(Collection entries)
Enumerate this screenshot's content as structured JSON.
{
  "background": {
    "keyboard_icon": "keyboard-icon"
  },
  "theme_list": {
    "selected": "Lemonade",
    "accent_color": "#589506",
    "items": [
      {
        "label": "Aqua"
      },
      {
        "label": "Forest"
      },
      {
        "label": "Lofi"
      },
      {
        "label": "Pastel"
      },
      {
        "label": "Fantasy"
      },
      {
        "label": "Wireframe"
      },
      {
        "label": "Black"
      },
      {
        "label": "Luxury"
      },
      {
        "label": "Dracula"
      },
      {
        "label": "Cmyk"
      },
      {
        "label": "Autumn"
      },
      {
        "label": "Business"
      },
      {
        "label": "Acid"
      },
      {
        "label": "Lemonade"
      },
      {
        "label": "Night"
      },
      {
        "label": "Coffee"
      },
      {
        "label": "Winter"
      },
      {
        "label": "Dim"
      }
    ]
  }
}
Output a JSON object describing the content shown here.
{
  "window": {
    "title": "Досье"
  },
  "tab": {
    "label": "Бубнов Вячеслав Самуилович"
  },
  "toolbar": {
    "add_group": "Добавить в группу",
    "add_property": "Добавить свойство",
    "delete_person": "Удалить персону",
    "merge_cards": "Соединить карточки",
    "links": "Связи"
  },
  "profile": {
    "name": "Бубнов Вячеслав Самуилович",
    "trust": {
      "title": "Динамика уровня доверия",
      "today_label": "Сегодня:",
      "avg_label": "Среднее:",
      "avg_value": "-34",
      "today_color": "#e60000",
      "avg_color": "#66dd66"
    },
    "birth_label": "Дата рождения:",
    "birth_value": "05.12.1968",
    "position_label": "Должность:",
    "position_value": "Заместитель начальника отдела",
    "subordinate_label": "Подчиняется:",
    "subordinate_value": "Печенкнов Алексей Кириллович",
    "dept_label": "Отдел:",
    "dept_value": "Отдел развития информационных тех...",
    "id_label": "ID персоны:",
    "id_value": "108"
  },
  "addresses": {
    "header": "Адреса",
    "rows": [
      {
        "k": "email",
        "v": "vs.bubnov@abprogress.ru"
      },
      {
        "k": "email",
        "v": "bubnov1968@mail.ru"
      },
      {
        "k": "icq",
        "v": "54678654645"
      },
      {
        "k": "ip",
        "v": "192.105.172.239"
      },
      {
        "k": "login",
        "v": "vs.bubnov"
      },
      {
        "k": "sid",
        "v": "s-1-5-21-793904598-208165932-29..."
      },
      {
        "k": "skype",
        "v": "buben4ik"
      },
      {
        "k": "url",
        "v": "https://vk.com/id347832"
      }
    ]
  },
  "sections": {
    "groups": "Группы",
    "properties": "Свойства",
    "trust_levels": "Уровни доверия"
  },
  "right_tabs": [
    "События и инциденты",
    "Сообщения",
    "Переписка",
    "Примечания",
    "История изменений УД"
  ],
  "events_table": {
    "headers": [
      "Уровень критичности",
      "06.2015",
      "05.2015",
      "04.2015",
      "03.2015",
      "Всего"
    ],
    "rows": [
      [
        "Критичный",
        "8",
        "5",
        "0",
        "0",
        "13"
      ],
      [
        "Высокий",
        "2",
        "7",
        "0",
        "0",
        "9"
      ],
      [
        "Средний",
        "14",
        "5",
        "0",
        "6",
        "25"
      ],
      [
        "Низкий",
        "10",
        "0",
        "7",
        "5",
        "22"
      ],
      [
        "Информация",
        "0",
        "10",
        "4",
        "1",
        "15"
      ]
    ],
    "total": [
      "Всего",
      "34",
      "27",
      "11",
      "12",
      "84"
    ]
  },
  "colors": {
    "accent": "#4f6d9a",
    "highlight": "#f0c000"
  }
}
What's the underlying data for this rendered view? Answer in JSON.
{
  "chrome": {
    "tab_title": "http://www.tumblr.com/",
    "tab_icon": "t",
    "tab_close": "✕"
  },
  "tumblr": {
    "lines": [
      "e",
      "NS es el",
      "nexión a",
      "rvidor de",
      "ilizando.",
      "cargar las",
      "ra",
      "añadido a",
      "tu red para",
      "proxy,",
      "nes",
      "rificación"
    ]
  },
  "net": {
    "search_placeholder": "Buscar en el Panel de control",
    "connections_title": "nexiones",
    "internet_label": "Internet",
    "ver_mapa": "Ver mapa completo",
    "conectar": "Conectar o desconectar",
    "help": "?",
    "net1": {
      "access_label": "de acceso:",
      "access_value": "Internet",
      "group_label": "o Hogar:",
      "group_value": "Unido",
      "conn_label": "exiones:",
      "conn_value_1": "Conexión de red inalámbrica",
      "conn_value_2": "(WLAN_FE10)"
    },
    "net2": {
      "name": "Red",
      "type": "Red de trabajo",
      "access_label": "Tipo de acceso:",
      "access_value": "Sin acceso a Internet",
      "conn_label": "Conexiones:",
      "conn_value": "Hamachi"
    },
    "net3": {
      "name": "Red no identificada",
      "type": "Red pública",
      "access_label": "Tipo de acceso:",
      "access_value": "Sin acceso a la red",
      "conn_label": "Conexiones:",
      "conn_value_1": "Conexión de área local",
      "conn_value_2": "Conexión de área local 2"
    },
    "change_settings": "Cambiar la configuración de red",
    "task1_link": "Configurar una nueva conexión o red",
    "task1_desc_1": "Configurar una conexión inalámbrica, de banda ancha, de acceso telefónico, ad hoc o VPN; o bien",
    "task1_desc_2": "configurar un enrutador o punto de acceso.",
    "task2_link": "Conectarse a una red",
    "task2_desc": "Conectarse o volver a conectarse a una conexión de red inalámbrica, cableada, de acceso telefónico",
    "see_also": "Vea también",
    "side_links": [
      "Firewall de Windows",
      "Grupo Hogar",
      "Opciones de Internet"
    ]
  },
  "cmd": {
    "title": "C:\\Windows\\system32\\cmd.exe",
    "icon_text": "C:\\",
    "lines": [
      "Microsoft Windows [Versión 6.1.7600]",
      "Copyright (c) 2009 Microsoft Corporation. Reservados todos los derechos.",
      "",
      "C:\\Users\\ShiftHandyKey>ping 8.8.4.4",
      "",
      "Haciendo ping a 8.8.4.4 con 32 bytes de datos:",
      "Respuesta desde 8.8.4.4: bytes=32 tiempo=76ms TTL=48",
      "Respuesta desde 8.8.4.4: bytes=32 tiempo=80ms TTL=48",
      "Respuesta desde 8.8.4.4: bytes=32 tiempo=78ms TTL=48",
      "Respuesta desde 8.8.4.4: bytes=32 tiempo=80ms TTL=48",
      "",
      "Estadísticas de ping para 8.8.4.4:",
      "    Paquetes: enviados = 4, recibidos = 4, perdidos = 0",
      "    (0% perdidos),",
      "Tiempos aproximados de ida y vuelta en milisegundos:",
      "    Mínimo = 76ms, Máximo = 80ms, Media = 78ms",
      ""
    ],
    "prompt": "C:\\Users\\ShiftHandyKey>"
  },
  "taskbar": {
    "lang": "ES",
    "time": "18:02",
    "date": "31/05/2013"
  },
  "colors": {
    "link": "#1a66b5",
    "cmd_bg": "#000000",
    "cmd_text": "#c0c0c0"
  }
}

### Instruction
Retype each record exactly, leaving nothing out.

### Response to the task
Enumerate this screenshot's content as structured JSON.
{
  "background": {
    "keyboard_icon": "keyboard-icon"
  },
  "theme_list": {
    "selected": "Lemonade",
    "accent_color": "#589506",
    "items": [
      {
        "label": "Aqua"
      },
      {
        "label": "Forest"
      },
      {
        "label": "Lofi"
      },
      {
        "label": "Pastel"
      },
      {
        "label": "Fantasy"
      },
      {
        "label": "Wireframe"
      },
      {
        "label": "Black"
      },
      {
        "label": "Luxury"
      },
      {
        "label": "Dracula"
      },
      {
        "label": "Cmyk"
      },
      {
        "label": "Autumn"
      },
      {
        "label": "Business"
      },
      {
        "label": "Acid"
      },
      {
        "label": "Lemonade"
      },
      {
        "label": "Night"
      },
      {
        "label": "Coffee"
      },
      {
        "label": "Winter"
      },
      {
        "label": "Dim"
      }
    ]
  }
}
Output a JSON object describing the content shown here.
{
  "window": {
    "title": "Досье"
  },
  "tab": {
    "label": "Бубнов Вячеслав Самуилович"
  },
  "toolbar": {
    "add_group": "Добавить в группу",
    "add_property": "Добавить свойство",
    "delete_person": "Удалить персону",
    "merge_cards": "Соединить карточки",
    "links": "Связи"
  },
  "profile": {
    "name": "Бубнов Вячеслав Самуилович",
    "trust": {
      "title": "Динамика уровня доверия",
      "today_label": "Сегодня:",
      "avg_label": "Среднее:",
      "avg_value": "-34",
      "today_color": "#e60000",
      "avg_color": "#66dd66"
    },
    "birth_label": "Дата рождения:",
    "birth_value": "05.12.1968",
    "position_label": "Должность:",
    "position_value": "Заместитель начальника отдела",
    "subordinate_label": "Подчиняется:",
    "subordinate_value": "Печенкнов Алексей Кириллович",
    "dept_label": "Отдел:",
    "dept_value": "Отдел развития информационных тех...",
    "id_label": "ID персоны:",
    "id_value": "108"
  },
  "addresses": {
    "header": "Адреса",
    "rows": [
      {
        "k": "email",
        "v": "vs.bubnov@abprogress.ru"
      },
      {
        "k": "email",
        "v": "bubnov1968@mail.ru"
      },
      {
        "k": "icq",
        "v": "54678654645"
      },
      {
        "k": "ip",
        "v": "192.105.172.239"
      },
      {
        "k": "login",
        "v": "vs.bubnov"
      },
      {
        "k": "sid",
        "v": "s-1-5-21-793904598-208165932-29..."
      },
      {
        "k": "skype",
        "v": "buben4ik"
      },
      {
        "k": "url",
        "v": "https://vk.com/id347832"
      }
    ]
  },
  "sections": {
    "groups": "Группы",
    "properties": "Свойства",
    "trust_levels": "Уровни доверия"
  },
  "right_tabs": [
    "События и инциденты",
    "Сообщения",
    "Переписка",
    "Примечания",
    "История изменений УД"
  ],
  "events_table": {
    "headers": [
      "Уровень критичности",
      "06.2015",
      "05.2015",
      "04.2015",
      "03.2015",
      "Всего"
    ],
    "rows": [
      [
        "Критичный",
        "8",
        "5",
        "0",
        "0",
        "13"
      ],
      [
        "Высокий",
        "2",
        "7",
        "0",
        "0",
        "9"
      ],
      [
        "Средний",
        "14",
        "5",
        "0",
        "6",
        "25"
      ],
      [
        "Низкий",
        "10",
        "0",
        "7",
        "5",
        "22"
      ],
      [
        "Информация",
        "0",
        "10",
        "4",
        "1",
        "15"
      ]
    ],
    "total": [
      "Всего",
      "34",
      "27",
      "11",
      "12",
      "84"
    ]
  },
  "colors": {
    "accent": "#4f6d9a",
    "highlight": "#f0c000"
  }
}
What's the underlying data for this rendered view? Answer in JSON.
{
  "chrome": {
    "tab_title": "http://www.tumblr.com/",
    "tab_icon": "t",
    "tab_close": "✕"
  },
  "tumblr": {
    "lines": [
      "e",
      "NS es el",
      "nexión a",
      "rvidor de",
      "ilizando.",
      "cargar las",
      "ra",
      "añadido a",
      "tu red para",
      "proxy,",
      "nes",
      "rificación"
    ]
  },
  "net": {
    "search_placeholder": "Buscar en el Panel de control",
    "connections_title": "nexiones",
    "internet_label": "Internet",
    "ver_mapa": "Ver mapa completo",
    "conectar": "Conectar o desconectar",
    "help": "?",
    "net1": {
      "access_label": "de acceso:",
      "access_value": "Internet",
      "group_label": "o Hogar:",
      "group_value": "Unido",
      "conn_label": "exiones:",
      "conn_value_1": "Conexión de red inalámbrica",
      "conn_value_2": "(WLAN_FE10)"
    },
    "net2": {
      "name": "Red",
      "type": "Red de trabajo",
      "access_label": "Tipo de acceso:",
      "access_value": "Sin acceso a Internet",
      "conn_label": "Conexiones:",
      "conn_value": "Hamachi"
    },
    "net3": {
      "name": "Red no identificada",
      "type": "Red pública",
      "access_label": "Tipo de acceso:",
      "access_value": "Sin acceso a la red",
      "conn_label": "Conexiones:",
      "conn_value_1": "Conexión de área local",
      "conn_value_2": "Conexión de área local 2"
    },
    "change_settings": "Cambiar la configuración de red",
    "task1_link": "Configurar una nueva conexión o red",
    "task1_desc_1": "Configurar una conexión inalámbrica, de banda ancha, de acceso telefónico, ad hoc o VPN; o bien",
    "task1_desc_2": "configurar un enrutador o punto de acceso.",
    "task2_link": "Conectarse a una red",
    "task2_desc": "Conectarse o volver a conectarse a una conexión de red inalámbrica, cableada, de acceso telefónico",
    "see_also": "Vea también",
    "side_links": [
      "Firewall de Windows",
      "Grupo Hogar",
      "Opciones de Internet"
    ]
  },
  "cmd": {
    "title": "C:\\Windows\\system32\\cmd.exe",
    "icon_text": "C:\\",
    "lines": [
      "Microsoft Windows [Versión 6.1.7600]",
      "Copyright (c) 2009 Microsoft Corporation. Reservados todos los derechos.",
      "",
      "C:\\Users\\ShiftHandyKey>ping 8.8.4.4",
      "",
      "Haciendo ping a 8.8.4.4 con 32 bytes de datos:",
      "Respuesta desde 8.8.4.4: bytes=32 tiempo=76ms TTL=48",
      "Respuesta desde 8.8.4.4: bytes=32 tiempo=80ms TTL=48",
      "Respuesta desde 8.8.4.4: bytes=32 tiempo=78ms TTL=48",
      "Respuesta desde 8.8.4.4: bytes=32 tiempo=80ms TTL=48",
      "",
      "Estadísticas de ping para 8.8.4.4:",
      "    Paquetes: enviados = 4, recibidos = 4, perdidos = 0",
      "    (0% perdidos),",
      "Tiempos aproximados de ida y vuelta en milisegundos:",
      "    Mínimo = 76ms, Máximo = 80ms, Media = 78ms",
      ""
    ],
    "prompt": "C:\\Users\\ShiftHandyKey>"
  },
  "taskbar": {
    "lang": "ES",
    "time": "18:02",
    "date": "31/05/2013"
  },
  "colors": {
    "link": "#1a66b5",
    "cmd_bg": "#000000",
    "cmd_text": "#c0c0c0"
  }
}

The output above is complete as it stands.